● **Source material**
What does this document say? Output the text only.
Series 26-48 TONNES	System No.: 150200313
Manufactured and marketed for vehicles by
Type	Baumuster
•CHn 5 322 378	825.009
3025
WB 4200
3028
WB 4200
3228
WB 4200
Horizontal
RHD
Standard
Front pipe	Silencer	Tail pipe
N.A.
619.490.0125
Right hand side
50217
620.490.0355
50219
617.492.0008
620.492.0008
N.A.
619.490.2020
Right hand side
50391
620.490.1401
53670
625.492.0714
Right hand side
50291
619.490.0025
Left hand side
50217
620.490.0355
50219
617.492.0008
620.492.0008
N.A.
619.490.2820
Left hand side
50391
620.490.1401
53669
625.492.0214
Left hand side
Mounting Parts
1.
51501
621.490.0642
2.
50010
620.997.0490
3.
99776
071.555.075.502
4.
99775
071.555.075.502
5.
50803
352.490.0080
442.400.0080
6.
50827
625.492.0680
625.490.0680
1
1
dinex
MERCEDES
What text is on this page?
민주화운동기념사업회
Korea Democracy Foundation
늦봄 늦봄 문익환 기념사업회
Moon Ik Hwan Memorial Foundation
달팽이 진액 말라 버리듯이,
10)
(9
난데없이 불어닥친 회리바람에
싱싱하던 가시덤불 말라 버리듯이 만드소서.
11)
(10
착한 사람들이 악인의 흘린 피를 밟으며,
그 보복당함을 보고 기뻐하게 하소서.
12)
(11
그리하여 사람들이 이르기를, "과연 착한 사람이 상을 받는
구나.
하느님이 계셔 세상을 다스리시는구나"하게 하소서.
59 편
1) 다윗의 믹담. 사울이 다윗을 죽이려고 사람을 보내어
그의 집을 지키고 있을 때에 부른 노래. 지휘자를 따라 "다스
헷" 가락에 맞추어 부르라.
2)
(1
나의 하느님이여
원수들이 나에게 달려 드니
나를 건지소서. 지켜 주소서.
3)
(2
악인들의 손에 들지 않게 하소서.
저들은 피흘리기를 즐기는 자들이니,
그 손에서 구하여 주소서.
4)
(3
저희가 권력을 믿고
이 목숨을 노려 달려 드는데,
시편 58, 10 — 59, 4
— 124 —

● **Short task**
Exactly as written, please output every entry.

● **Written response**
What does this document say? Output the text only.
Series 26-48 TONNES	System No.: 150200313
Manufactured and marketed for vehicles by
Type	Baumuster
•CHn 5 322 378	825.009
3025
WB 4200
3028
WB 4200
3228
WB 4200
Horizontal
RHD
Standard
Front pipe	Silencer	Tail pipe
N.A.
619.490.0125
Right hand side
50217
620.490.0355
50219
617.492.0008
620.492.0008
N.A.
619.490.2020
Right hand side
50391
620.490.1401
53670
625.492.0714
Right hand side
50291
619.490.0025
Left hand side
50217
620.490.0355
50219
617.492.0008
620.492.0008
N.A.
619.490.2820
Left hand side
50391
620.490.1401
53669
625.492.0214
Left hand side
Mounting Parts
1.
51501
621.490.0642
2.
50010
620.997.0490
3.
99776
071.555.075.502
4.
99775
071.555.075.502
5.
50803
352.490.0080
442.400.0080
6.
50827
625.492.0680
625.490.0680
1
1
dinex
MERCEDES
What text is on this page?
민주화운동기념사업회
Korea Democracy Foundation
늦봄 늦봄 문익환 기념사업회
Moon Ik Hwan Memorial Foundation
달팽이 진액 말라 버리듯이,
10)
(9
난데없이 불어닥친 회리바람에
싱싱하던 가시덤불 말라 버리듯이 만드소서.
11)
(10
착한 사람들이 악인의 흘린 피를 밟으며,
그 보복당함을 보고 기뻐하게 하소서.
12)
(11
그리하여 사람들이 이르기를, "과연 착한 사람이 상을 받는
구나.
하느님이 계셔 세상을 다스리시는구나"하게 하소서.
59 편
1) 다윗의 믹담. 사울이 다윗을 죽이려고 사람을 보내어
그의 집을 지키고 있을 때에 부른 노래. 지휘자를 따라 "다스
헷" 가락에 맞추어 부르라.
2)
(1
나의 하느님이여
원수들이 나에게 달려 드니
나를 건지소서. 지켜 주소서.
3)
(2
악인들의 손에 들지 않게 하소서.
저들은 피흘리기를 즐기는 자들이니,
그 손에서 구하여 주소서.
4)
(3
저희가 권력을 믿고
이 목숨을 노려 달려 드는데,
시편 58, 10 — 59, 4
— 124 —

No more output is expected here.